**To do:** Check every line below for the word "color" and give only the number of lines where it appears.

begin Working data

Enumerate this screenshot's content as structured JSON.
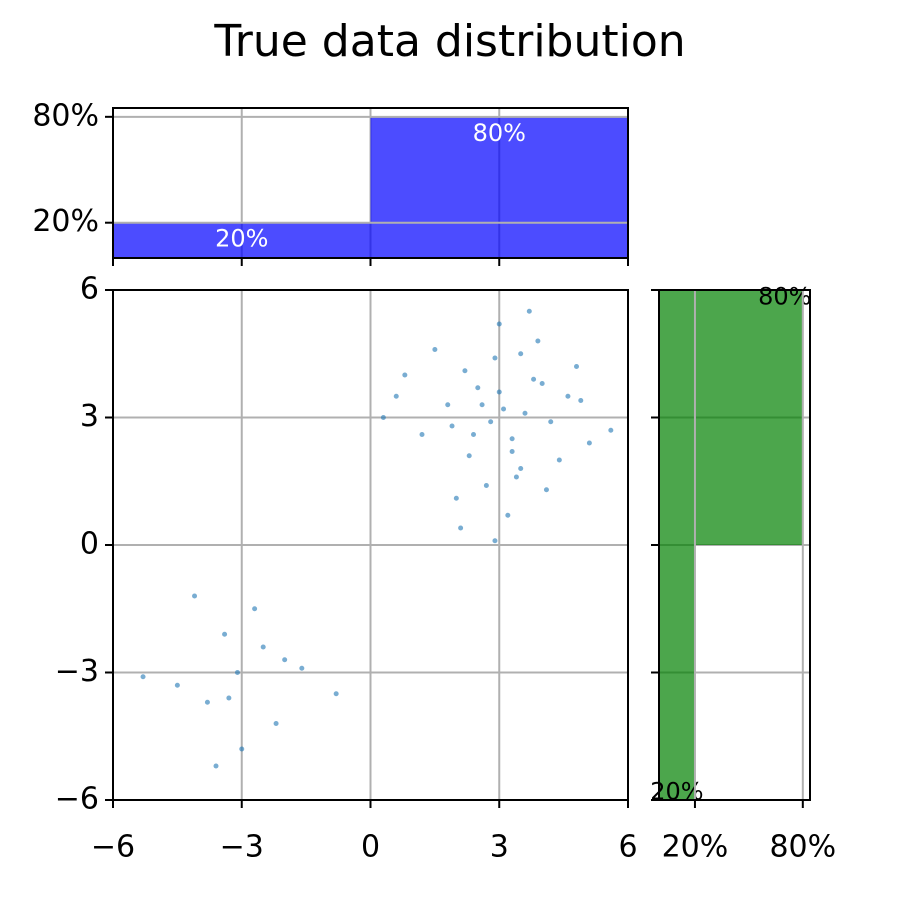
{
  "chart_data": [
    {
      "type": "scatter",
      "title": "True data distribution",
      "color": "#1f77b4",
      "grid": true,
      "xlim": [
        -6,
        6
      ],
      "ylim": [
        -6,
        6
      ],
      "xticks": [
        {
          "value": -6,
          "label": "−6"
        },
        {
          "value": -3,
          "label": "−3"
        },
        0,
        3,
        6
      ],
      "yticks": [
        {
          "value": -6,
          "label": "−6"
        },
        {
          "value": -3,
          "label": "−3"
        },
        0,
        3,
        6
      ],
      "x": [
        3.1,
        2.4,
        3.8,
        2.9,
        3.5,
        1.8,
        4.2,
        2.2,
        3.3,
        2.7,
        4.6,
        1.2,
        3.0,
        3.9,
        2.5,
        5.1,
        0.8,
        3.6,
        2.0,
        4.4,
        2.8,
        3.2,
        1.5,
        4.0,
        2.6,
        3.7,
        5.6,
        0.3,
        3.4,
        2.3,
        4.8,
        1.9,
        3.0,
        2.1,
        4.1,
        3.5,
        2.9,
        0.6,
        4.9,
        3.3,
        -3.1,
        -2.5,
        -3.8,
        -2.2,
        -3.4,
        -4.5,
        -1.6,
        -3.0,
        -2.7,
        -4.1,
        -5.3,
        -0.8,
        -3.6,
        -2.0,
        -3.3
      ],
      "y": [
        3.2,
        2.6,
        3.9,
        4.4,
        1.8,
        3.3,
        2.9,
        4.1,
        2.2,
        1.4,
        3.5,
        2.6,
        5.2,
        4.8,
        3.7,
        2.4,
        4.0,
        3.1,
        1.1,
        2.0,
        2.9,
        0.7,
        4.6,
        3.8,
        3.3,
        5.5,
        2.7,
        3.0,
        1.6,
        2.1,
        4.2,
        2.8,
        3.6,
        0.4,
        1.3,
        4.5,
        0.1,
        3.5,
        3.4,
        2.5,
        -3.0,
        -2.4,
        -3.7,
        -4.2,
        -2.1,
        -3.3,
        -2.9,
        -4.8,
        -1.5,
        -1.2,
        -3.1,
        -3.5,
        -5.2,
        -2.7,
        -3.6
      ]
    },
    {
      "type": "histogram",
      "orientation": "vertical",
      "color": "#0000ff",
      "grid": true,
      "bins": [
        -6,
        0,
        6
      ],
      "values": [
        20,
        80
      ],
      "value_labels": [
        "20%",
        "80%"
      ],
      "ylim": [
        0,
        85
      ],
      "yticks": [
        {
          "value": 20,
          "label": "20%"
        },
        {
          "value": 80,
          "label": "80%"
        }
      ]
    },
    {
      "type": "histogram",
      "orientation": "horizontal",
      "color": "#008000",
      "grid": true,
      "bins": [
        -6,
        0,
        6
      ],
      "values": [
        20,
        80
      ],
      "value_labels": [
        "20%",
        "80%"
      ],
      "xlim": [
        0,
        84
      ],
      "xticks": [
        {
          "value": 20,
          "label": "20%"
        },
        {
          "value": 80,
          "label": "80%"
        }
      ]
    }
  ]
}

end Working data

**Answer to the task:** 3